This got me to thinking about how we could improve our game. I cast my mind back to other high level adventures we had run, outside of Maure Castle, and I came to the realization that we weren’t nearly as bad at high level adventuring as we though we were.

Indeed, almost every high level adventure we’d run in the last five years using the 3.x rules, be it a battle against frost giants in the Night of Storms, the assault on the white dragon Skel’s lair, the fight against an ancient mummy lord come to seek its revenge against the Blackrazor Guild, had gone off well. It wasn’t just that combat ran smoothly, it was that people enjoyed themselves, and we got to tell some memorable stories.

Identifying the Problem

The problem, I’ve come to believe, is three-fold.

First, we’ve let ourselves believe that high level play under 3rd edition is next to impossible, and thus we’ve avoided playing it in our weekly game. This is a self-fulfilling prophecy; we think it’s impossible to play, so we don’t play it. Thus, it becomes, by definition, impossible for us to play … regardless of whether the rules are really problematic.

Second, high level play is harder. 3rd Edition characters can be tremendously complicated at high levels, but that’s what makes them so fun. The challenge lies in knowing your character’s capabilities, and being prepared to act on them. For martial classes, that means knowing your feats and doing the combat math ahead of time. For spell-casting classes, that means being familiar with the spells you’re likely to cast and prepping their durations, DCs, and damage dealt ahead of time.

For all players it means using your time at the table wisely. You need to pay attention to combat, and if a situation comes up that you’re not prepared for (perhaps because of an opportunity to use a spell that you’ve never cast before) then you need to read up on that description before your turn comes up.

It also means that you need to practice. High-level play opens up new opportunities and new challenges, the likes of which both players and DMs haven’t seen before.  It’s a learning experience, and learning takes time, so we shouldn’t expect to run lightning-fast high-level sessions after only one or two engagements.

Third, game pacing is critical. Dungeon Masters need to keep things moving. Prior to the game they need to come up with rudimentary battle plans for the NPCs and monsters they plan to use during the session. Just like players, they need to make notes about spell and feat effects, damage dealt, and DCs. Everything they can look up outside of the game is one less thing they have to fumble with in-session … and one less thing that can slow down play.

▶ **GOAL 1**: Reproduce word for word the stretch of the passage on high-level play from "For all players" through "turn comes up.".
▶ **GOAL 2**: Carry on the passage about high-level tabletop play from where it stops.

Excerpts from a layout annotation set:
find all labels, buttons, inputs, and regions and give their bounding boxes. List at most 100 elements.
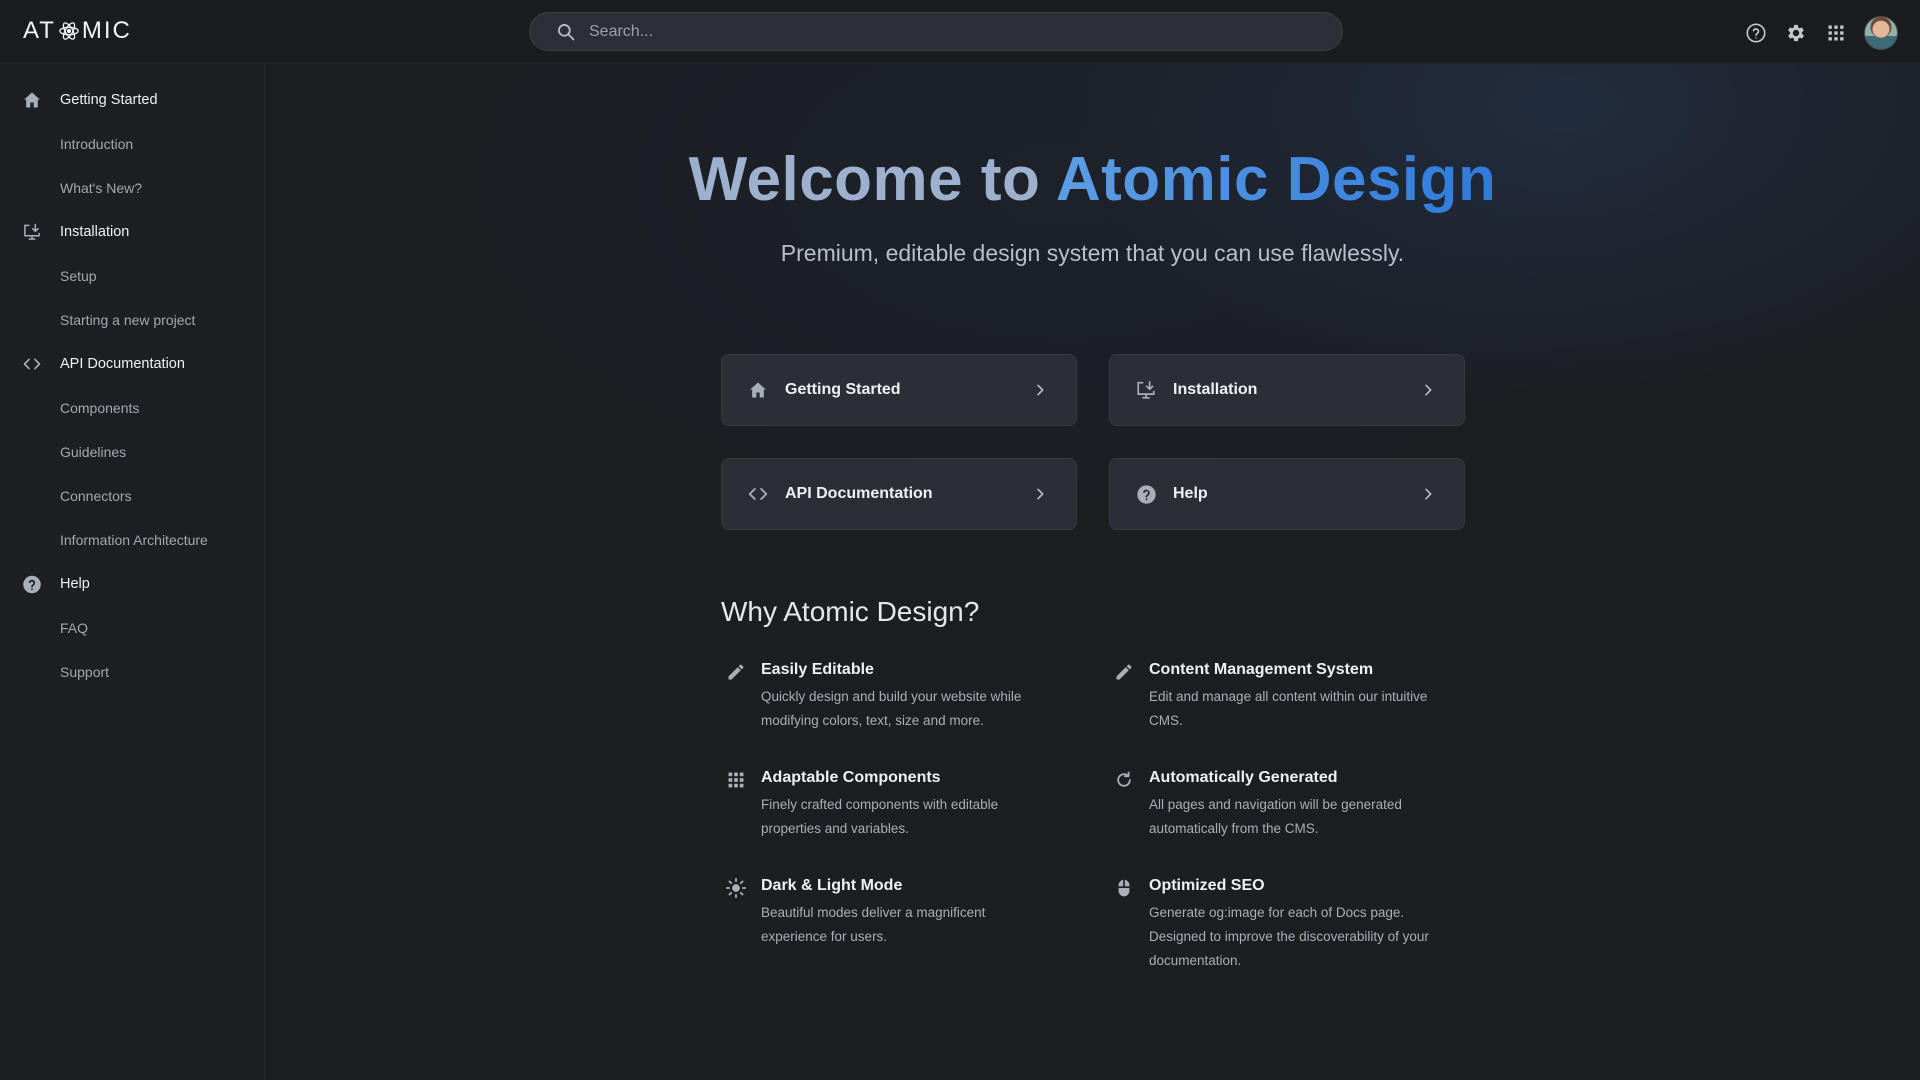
sidebar-item-label: Help [60, 576, 90, 592]
feature-dark-light-mode: Dark & Light Mode Beautiful modes delive… [725, 875, 1065, 949]
feature-description-line: properties and variables. [761, 821, 909, 836]
why-section-title: Why Atomic Design? [721, 596, 980, 627]
sidebar-group-help: Help FAQ Support [0, 562, 264, 694]
card-getting-started[interactable]: Getting Started [721, 354, 1077, 426]
sidebar-item-label: Getting Started [60, 92, 158, 108]
chevron-right-icon [1037, 384, 1044, 396]
sidebar-item-connectors[interactable]: Connectors [0, 474, 264, 518]
feature-description-line: documentation. [1149, 953, 1242, 968]
chevron-right-icon [1037, 488, 1044, 500]
feature-title: Dark & Light Mode [761, 877, 903, 894]
help-icon [1135, 483, 1157, 505]
sidebar-item-help[interactable]: Help [0, 562, 264, 606]
feature-content-management: Content Management System Edit and manag… [1113, 659, 1473, 733]
feature-description: Edit and manage all content within our i… [1149, 685, 1473, 733]
help-circle-icon [1746, 23, 1766, 43]
search-icon [558, 23, 575, 40]
feature-description-line: modifying colors, text, size and more. [761, 713, 984, 728]
feature-adaptable-components: Adaptable Components Finely crafted comp… [725, 767, 1065, 841]
sun-icon [725, 877, 747, 899]
feature-description: Beautiful modes deliver a magnificent ex… [761, 901, 1065, 949]
chevron-right-icon [1425, 488, 1432, 500]
settings-button[interactable] [1784, 21, 1808, 45]
feature-optimized-seo: Optimized SEO Generate og:image for each… [1113, 875, 1473, 973]
logo-text-left: AT [23, 17, 56, 44]
feature-description-line: Beautiful modes deliver a magnificent [761, 905, 986, 920]
sidebar-item-introduction[interactable]: Introduction [0, 122, 264, 166]
feature-description-line: experience for users. [761, 929, 888, 944]
feature-automatically-generated: Automatically Generated All pages and na… [1113, 767, 1473, 841]
atom-icon [59, 22, 79, 40]
card-api-documentation[interactable]: API Documentation [721, 458, 1077, 530]
card-installation[interactable]: Installation [1109, 354, 1465, 426]
code-icon [747, 483, 769, 505]
card-label: Installation [1173, 381, 1258, 398]
sidebar-item-api-documentation[interactable]: API Documentation [0, 342, 264, 386]
feature-title: Content Management System [1149, 661, 1374, 678]
install-icon [1135, 379, 1157, 401]
card-label: Getting Started [785, 381, 901, 398]
sidebar-item-new-project[interactable]: Starting a new project [0, 298, 264, 342]
sidebar-group-installation: Installation Setup Starting a new projec… [0, 210, 264, 342]
hero-title-part2: Atomic Design [1055, 145, 1497, 214]
card-help[interactable]: Help [1109, 458, 1465, 530]
sidebar-group-getting-started: Getting Started Introduction What's New? [0, 78, 264, 210]
sidebar-item-whats-new[interactable]: What's New? [0, 166, 264, 210]
apps-grid-icon [1828, 25, 1844, 41]
sidebar-item-installation[interactable]: Installation [0, 210, 264, 254]
feature-description-line: CMS. [1149, 713, 1183, 728]
help-button[interactable] [1744, 21, 1768, 45]
feature-description: Generate og:image for each of Docs page.… [1149, 901, 1473, 973]
sidebar-item-components[interactable]: Components [0, 386, 264, 430]
help-icon [22, 574, 42, 594]
search-bar[interactable] [529, 12, 1343, 51]
apps-button[interactable] [1824, 21, 1848, 45]
sidebar-item-information-architecture[interactable]: Information Architecture [0, 518, 264, 562]
sidebar-item-setup[interactable]: Setup [0, 254, 264, 298]
feature-description-line: Finely crafted components with editable [761, 797, 999, 812]
code-icon [22, 354, 42, 374]
feature-description-line: Designed to improve the discoverability … [1149, 929, 1429, 944]
feature-description: Quickly design and build your website wh… [761, 685, 1065, 733]
sidebar-nav: Getting Started Introduction What's New?… [0, 64, 265, 1080]
feature-description-line: Generate og:image for each of Docs page. [1149, 905, 1405, 920]
sidebar-item-getting-started[interactable]: Getting Started [0, 78, 264, 122]
mouse-icon [1113, 877, 1135, 899]
hero-title-part1: Welcome to [688, 145, 1041, 214]
search-input[interactable] [587, 21, 1291, 42]
feature-description: All pages and navigation will be generat… [1149, 793, 1473, 841]
feature-title: Optimized SEO [1149, 877, 1265, 894]
card-label: Help [1173, 485, 1208, 502]
card-label: API Documentation [785, 485, 933, 502]
pencil-icon [725, 661, 747, 683]
pencil-icon [1113, 661, 1135, 683]
feature-description-line: automatically from the CMS. [1149, 821, 1319, 836]
sidebar-group-api-documentation: API Documentation Components Guidelines … [0, 342, 264, 562]
sidebar-item-faq[interactable]: FAQ [0, 606, 264, 650]
feature-title: Adaptable Components [761, 769, 941, 786]
feature-description-line: Edit and manage all content within our i… [1149, 689, 1428, 704]
top-bar: AT MIC [0, 0, 1920, 64]
sidebar-item-guidelines[interactable]: Guidelines [0, 430, 264, 474]
logo-text-right: MIC [81, 17, 132, 44]
main-content: Welcome to Atomic Design Premium, editab… [265, 64, 1920, 1080]
feature-description-line: All pages and navigation will be generat… [1149, 797, 1402, 812]
feature-title: Easily Editable [761, 661, 874, 678]
sidebar-item-support[interactable]: Support [0, 650, 264, 694]
home-icon [747, 379, 769, 401]
user-avatar[interactable] [1864, 16, 1898, 50]
refresh-icon [1113, 769, 1135, 791]
sidebar-item-label: Installation [60, 224, 130, 240]
feature-easily-editable: Easily Editable Quickly design and build… [725, 659, 1065, 733]
sidebar-item-label: API Documentation [60, 356, 185, 372]
feature-description-line: Quickly design and build your website wh… [761, 689, 1022, 704]
feature-title: Automatically Generated [1149, 769, 1338, 786]
grid-icon [725, 769, 747, 791]
gear-icon [1788, 24, 1804, 42]
hero-subtitle: Premium, editable design system that you… [780, 240, 1405, 266]
home-icon [22, 90, 42, 110]
atomic-logo[interactable]: AT MIC [23, 16, 132, 46]
header-actions [1728, 16, 1898, 50]
install-icon [22, 222, 42, 242]
hero-title: Welcome to Atomic Design [265, 144, 1920, 215]
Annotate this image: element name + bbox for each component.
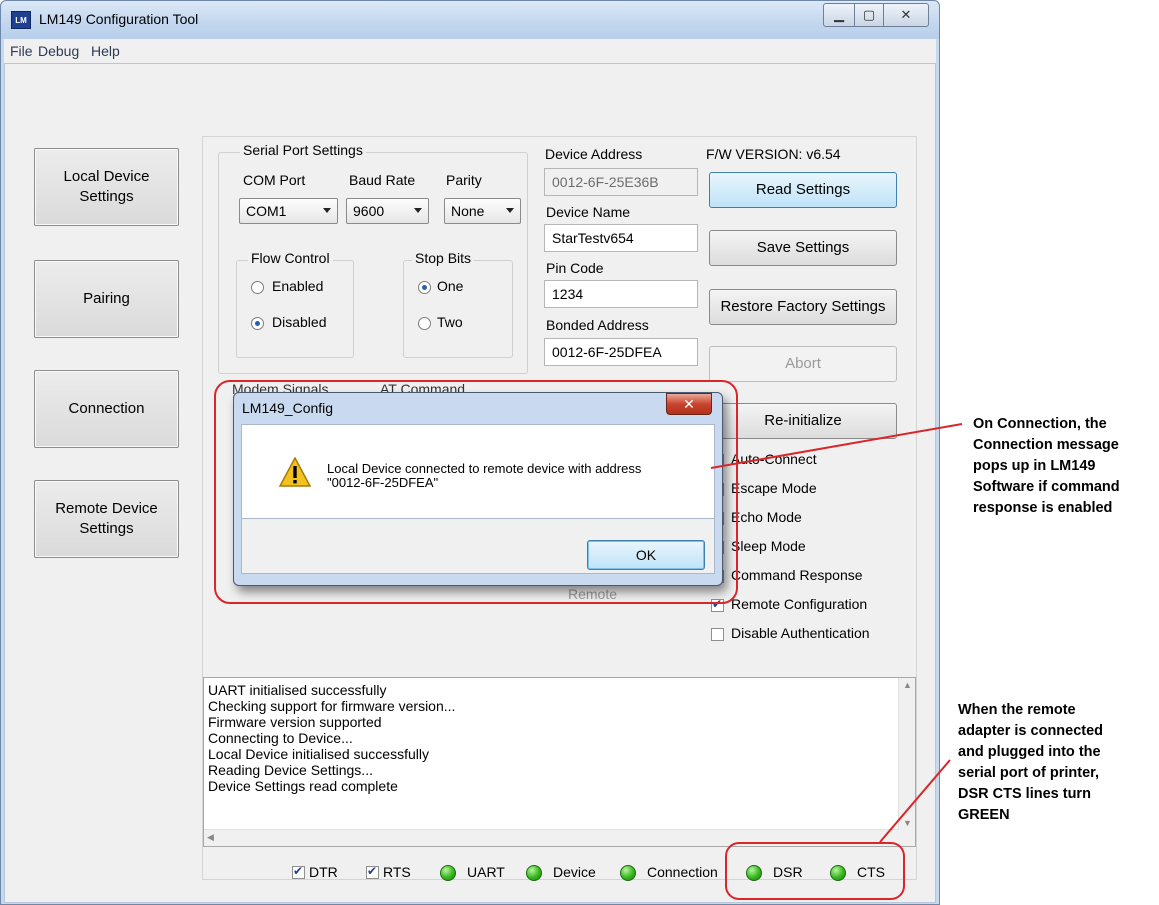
remote-note: When the remote adapter is connected and…: [958, 700, 1158, 826]
connection-note-line: Software if command: [973, 479, 1120, 495]
connection-note-line: response is enabled: [973, 500, 1113, 516]
remote-note-line: GREEN: [958, 807, 1010, 823]
connection-note-line: pops up in LM149: [973, 458, 1096, 474]
remote-note-pointer: [879, 759, 951, 843]
connection-note-line: On Connection, the: [973, 416, 1107, 432]
connection-note-line: Connection message: [973, 437, 1119, 453]
remote-note-line: and plugged into the: [958, 744, 1101, 760]
remote-note-line: When the remote: [958, 702, 1076, 718]
remote-note-line: adapter is connected: [958, 723, 1104, 739]
remote-note-line: DSR CTS lines turn: [958, 786, 1091, 802]
connection-note: On Connection, the Connection message po…: [973, 414, 1153, 519]
connection-note-pointer: [710, 423, 963, 469]
remote-note-line: serial port of printer,: [958, 765, 1099, 781]
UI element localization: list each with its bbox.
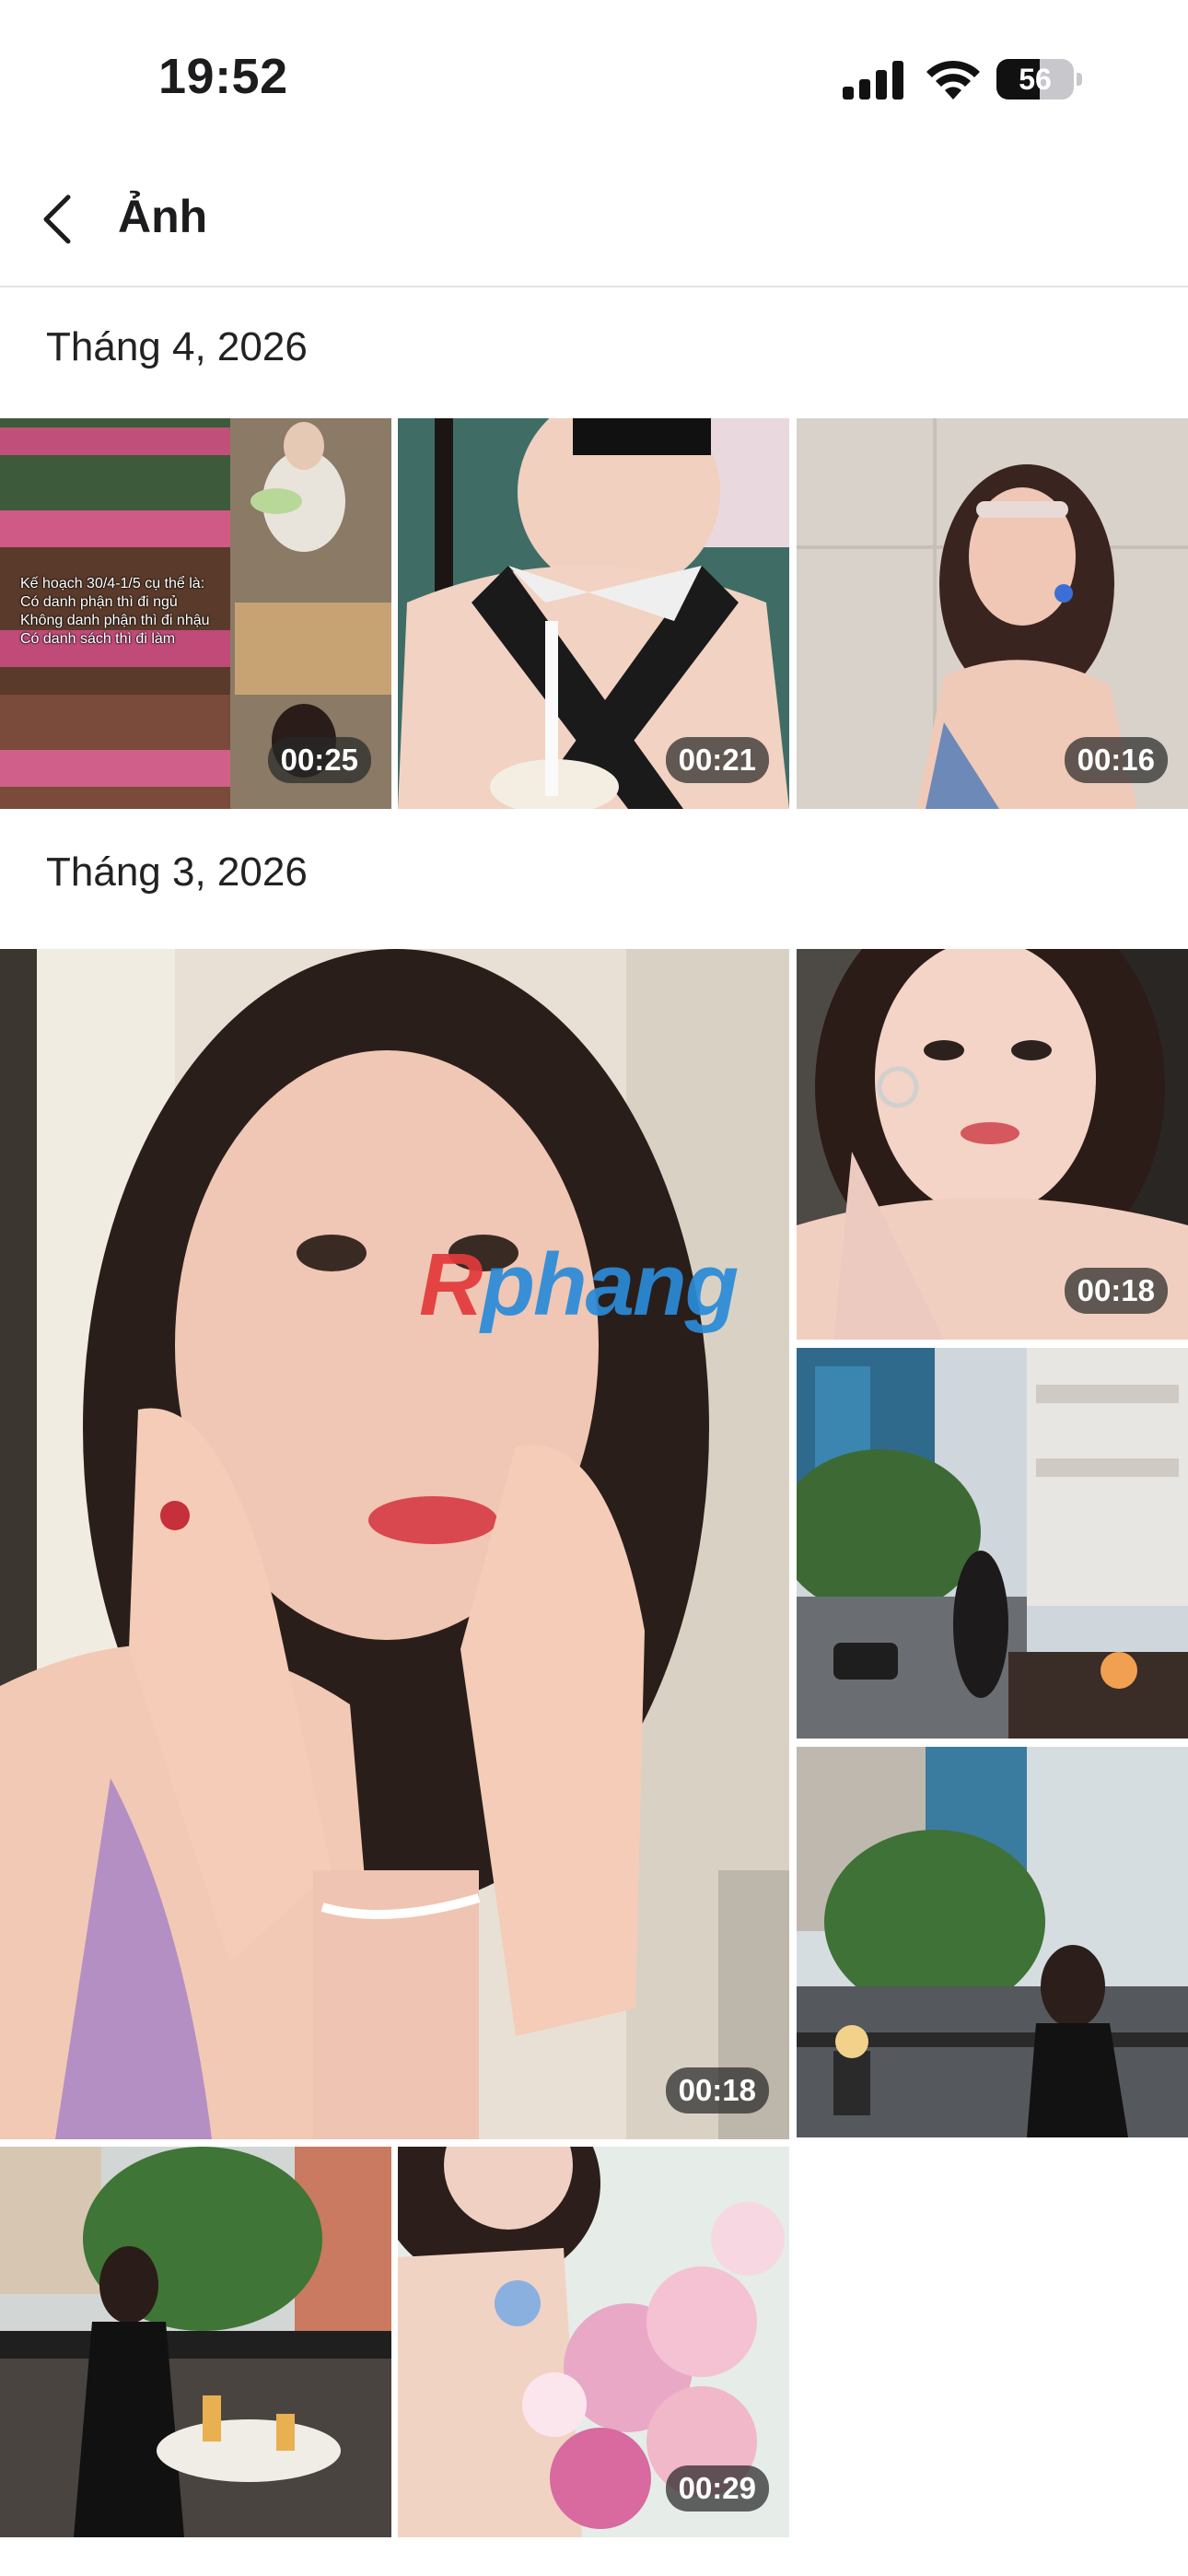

▶ **FINAL ANSWER 1**:
For all players it means using your time at the table wisely. You need to pay attention to combat, and if a situation comes up that you’re not prepared for (perhaps because of an opportunity to use a spell that you’ve never cast before) then you need to read up on that description before your turn comes up.

▶ **FINAL ANSWER 2**:
When planning encounters, DMs need to make sure that everyone has something to do. If the Big Bad Demon has super-high spell resistance that is sure to stymie the mages, then provide some mooks that the wizard can blast away with chain lightning bolts. If the lich lord has ungodly damage reduction, make sure the fighter has some skeletons to cleave through. It’s not about throwing the players softballs; it’s about making sure that everyone has something to challenge and engage them.

Finally, DMs need to watch the pacing of the game. In our group, we call this the “fast combat” style of play, in which everyone is expected to make a decision in 10-30 seconds, with an understanding that play will move on if they can’t decide. Likewise, we ignore rules debates; if we’re not clear on a rule we ad hoc something that seems fair and debate the minutia after the fact.   DMs also need to build breaks into their high-level sessions, especially before and after a big fight. Before a fight players may need a little time to study up on their characters abilities. After the fact, everyone needs to blow off steam and geek out about what happened before.

These natural breaks in the flow of the game keep everyone loose and relaxed, and help prevent frustration with the rules (and let’s admit it, with each other as well) from spiraling out of control.

Forging a Solution

My group has spent countless hours debating 3rd Edition vs. 4th Edition. One of the recurring threads thats emerged from those discussions is that none of us want to give up our high level characters. We may never play them, but damn it, we don’t want to give them up.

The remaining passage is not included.